> **Short problem**: Wherever the word "this" shows up in a line, please copy that line.

> **Record excerpts**:
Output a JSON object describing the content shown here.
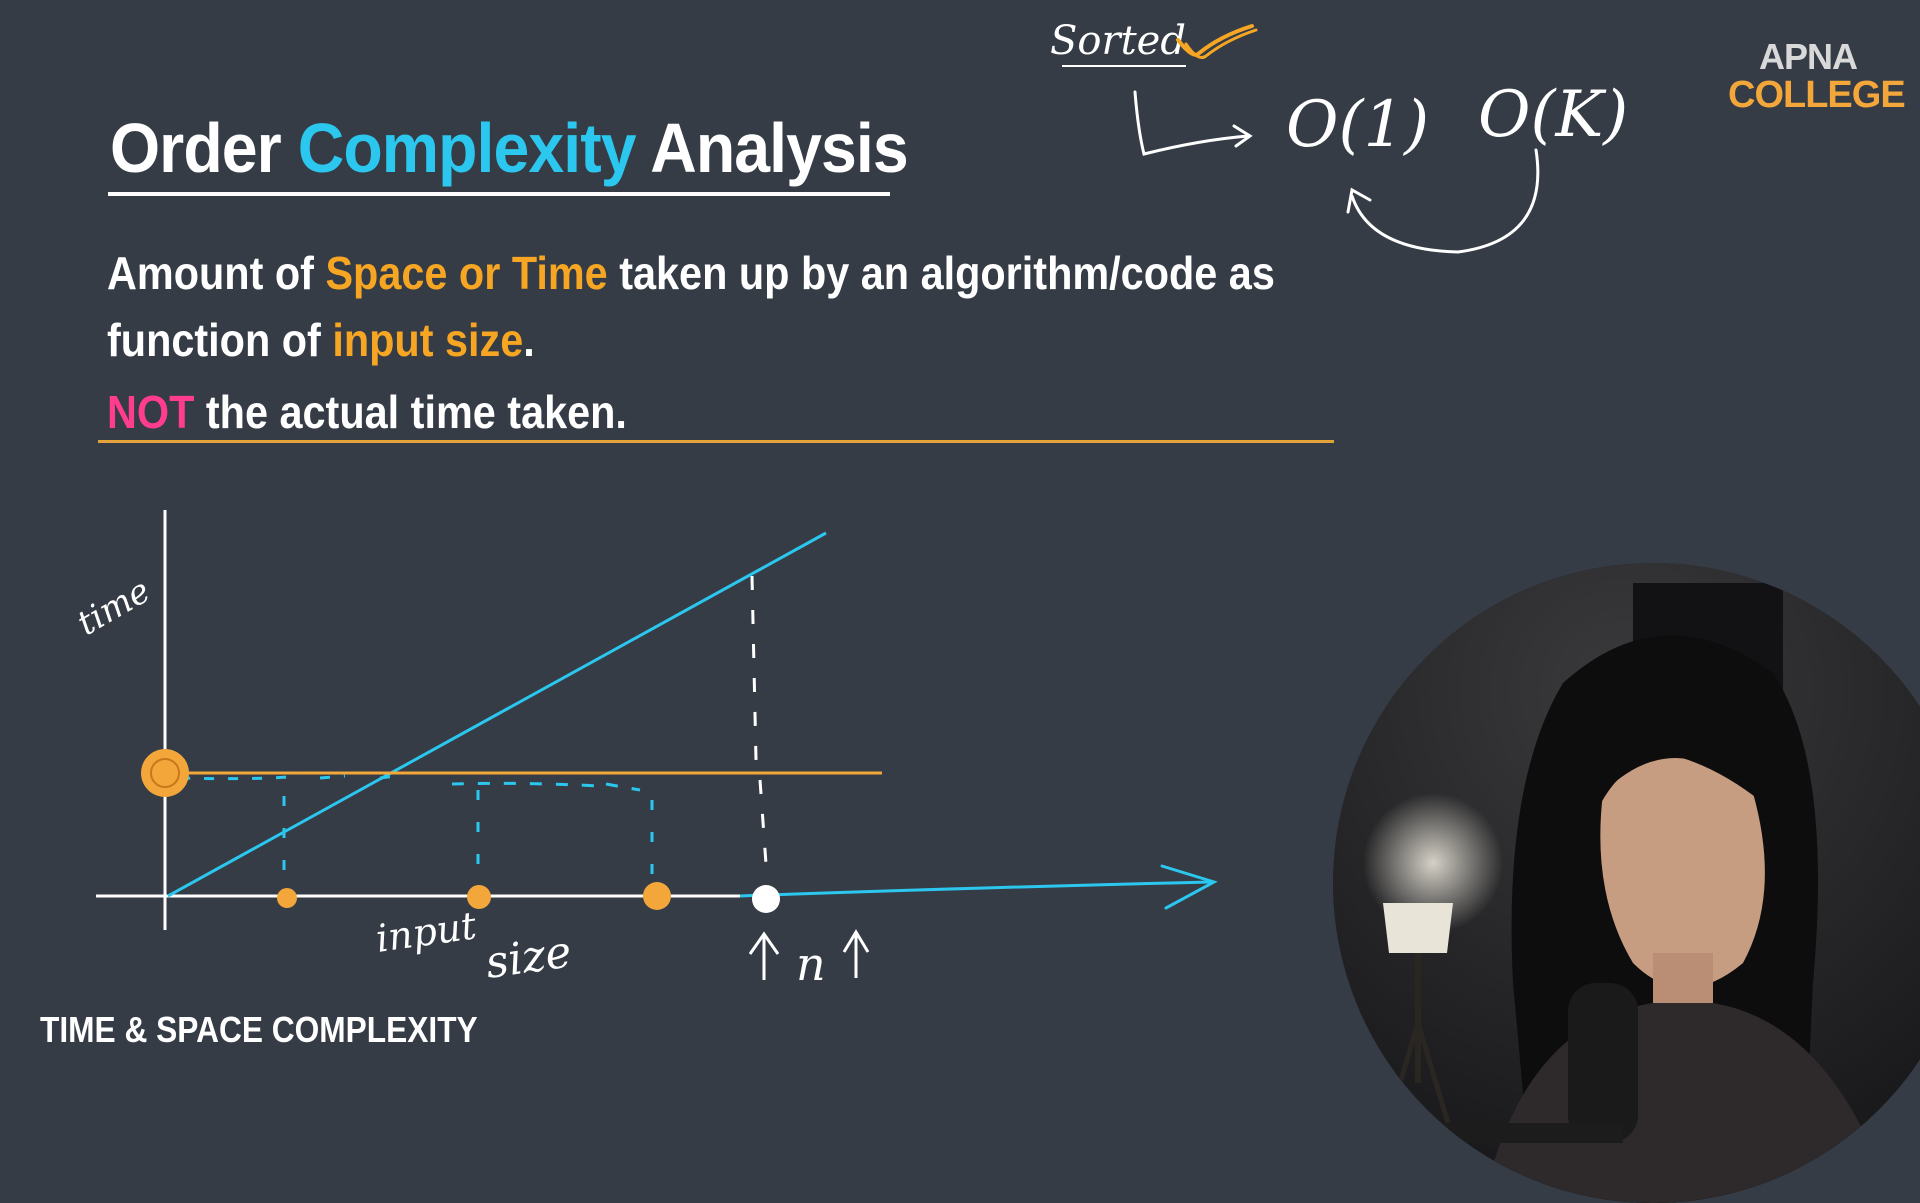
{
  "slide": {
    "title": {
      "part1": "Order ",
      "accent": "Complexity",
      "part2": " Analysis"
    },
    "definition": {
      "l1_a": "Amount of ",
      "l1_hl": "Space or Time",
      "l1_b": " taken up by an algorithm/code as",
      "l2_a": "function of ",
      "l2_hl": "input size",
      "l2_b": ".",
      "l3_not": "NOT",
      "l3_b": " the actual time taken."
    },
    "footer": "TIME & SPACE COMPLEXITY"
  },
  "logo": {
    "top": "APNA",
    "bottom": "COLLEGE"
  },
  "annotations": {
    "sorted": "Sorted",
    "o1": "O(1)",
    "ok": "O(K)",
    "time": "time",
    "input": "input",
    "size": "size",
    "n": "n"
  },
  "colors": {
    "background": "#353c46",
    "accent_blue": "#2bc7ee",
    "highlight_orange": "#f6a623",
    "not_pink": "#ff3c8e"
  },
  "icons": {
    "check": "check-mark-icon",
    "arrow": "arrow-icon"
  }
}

...

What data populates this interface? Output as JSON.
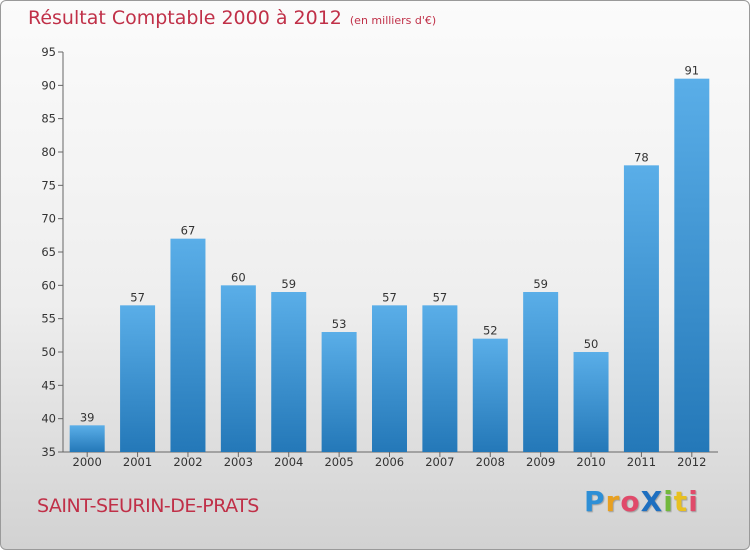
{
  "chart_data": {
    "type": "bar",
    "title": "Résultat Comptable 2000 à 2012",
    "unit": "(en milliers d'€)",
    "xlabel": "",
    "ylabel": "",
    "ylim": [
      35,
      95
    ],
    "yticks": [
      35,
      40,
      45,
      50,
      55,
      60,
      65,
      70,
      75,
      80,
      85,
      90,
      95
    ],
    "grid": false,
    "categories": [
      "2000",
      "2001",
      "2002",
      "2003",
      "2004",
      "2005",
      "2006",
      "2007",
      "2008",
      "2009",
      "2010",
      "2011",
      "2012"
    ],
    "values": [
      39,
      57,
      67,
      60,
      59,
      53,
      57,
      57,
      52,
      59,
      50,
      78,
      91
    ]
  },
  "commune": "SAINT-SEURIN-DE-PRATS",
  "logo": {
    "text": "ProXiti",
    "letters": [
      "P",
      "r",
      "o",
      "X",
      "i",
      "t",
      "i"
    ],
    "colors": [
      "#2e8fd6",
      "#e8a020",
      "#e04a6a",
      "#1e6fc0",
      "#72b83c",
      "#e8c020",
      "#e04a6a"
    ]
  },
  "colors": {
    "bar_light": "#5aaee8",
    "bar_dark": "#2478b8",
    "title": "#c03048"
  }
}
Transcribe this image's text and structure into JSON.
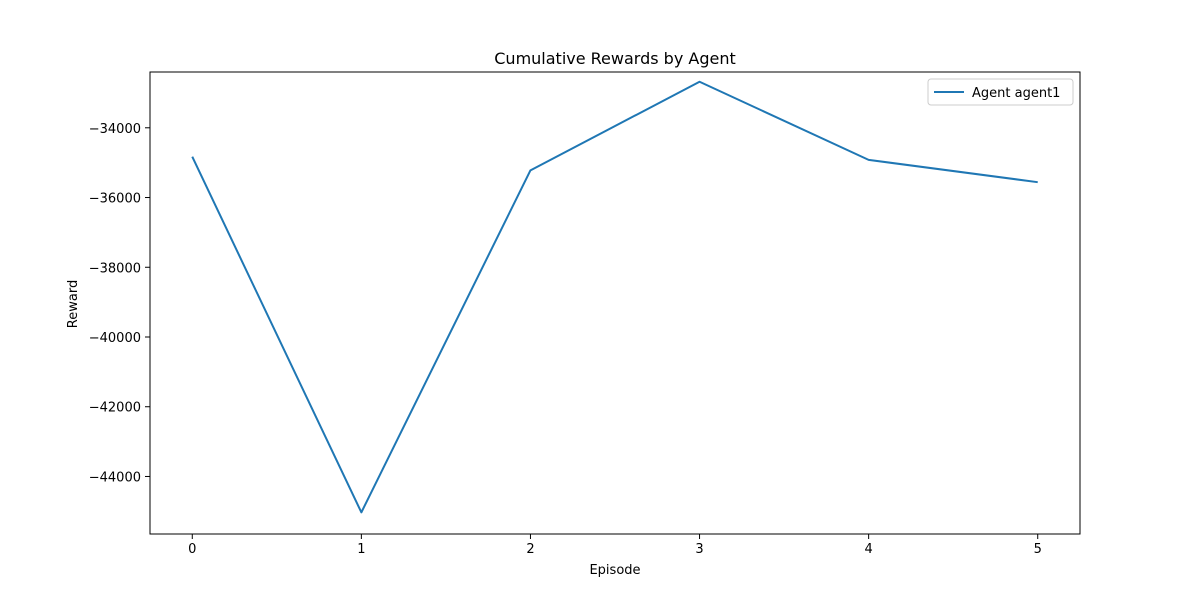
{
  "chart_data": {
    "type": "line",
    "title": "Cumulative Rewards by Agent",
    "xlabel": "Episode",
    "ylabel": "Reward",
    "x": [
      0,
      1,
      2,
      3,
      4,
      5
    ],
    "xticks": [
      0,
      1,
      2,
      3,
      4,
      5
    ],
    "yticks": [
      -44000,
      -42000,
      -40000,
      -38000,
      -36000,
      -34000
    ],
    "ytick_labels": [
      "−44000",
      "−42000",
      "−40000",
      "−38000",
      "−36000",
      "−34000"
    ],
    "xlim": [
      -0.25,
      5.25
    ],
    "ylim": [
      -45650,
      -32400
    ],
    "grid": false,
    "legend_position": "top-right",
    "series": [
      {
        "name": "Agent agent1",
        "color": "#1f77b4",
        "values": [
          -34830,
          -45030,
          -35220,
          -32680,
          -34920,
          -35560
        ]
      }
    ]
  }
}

...

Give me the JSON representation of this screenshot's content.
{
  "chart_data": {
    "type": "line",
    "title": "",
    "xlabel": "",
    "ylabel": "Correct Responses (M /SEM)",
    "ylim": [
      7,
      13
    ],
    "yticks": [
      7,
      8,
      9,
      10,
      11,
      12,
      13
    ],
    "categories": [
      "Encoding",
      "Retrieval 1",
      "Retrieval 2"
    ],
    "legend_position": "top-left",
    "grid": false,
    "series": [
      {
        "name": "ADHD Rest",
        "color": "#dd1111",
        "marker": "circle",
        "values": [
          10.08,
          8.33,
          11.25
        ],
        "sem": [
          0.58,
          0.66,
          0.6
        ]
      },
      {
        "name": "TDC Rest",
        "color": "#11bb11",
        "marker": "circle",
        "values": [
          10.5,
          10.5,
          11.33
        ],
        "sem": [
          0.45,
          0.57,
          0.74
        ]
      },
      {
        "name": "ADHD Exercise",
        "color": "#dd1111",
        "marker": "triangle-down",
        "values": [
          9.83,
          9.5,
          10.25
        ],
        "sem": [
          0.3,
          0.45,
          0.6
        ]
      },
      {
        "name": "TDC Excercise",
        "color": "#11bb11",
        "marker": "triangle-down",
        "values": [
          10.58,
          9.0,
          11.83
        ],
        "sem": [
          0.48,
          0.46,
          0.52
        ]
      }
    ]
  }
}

> **Exercise answer**:
What data populates this interface? Output as JSON.
Transcribe this image's text and structure into JSON.
Give me the JSON representation of this screenshot's content.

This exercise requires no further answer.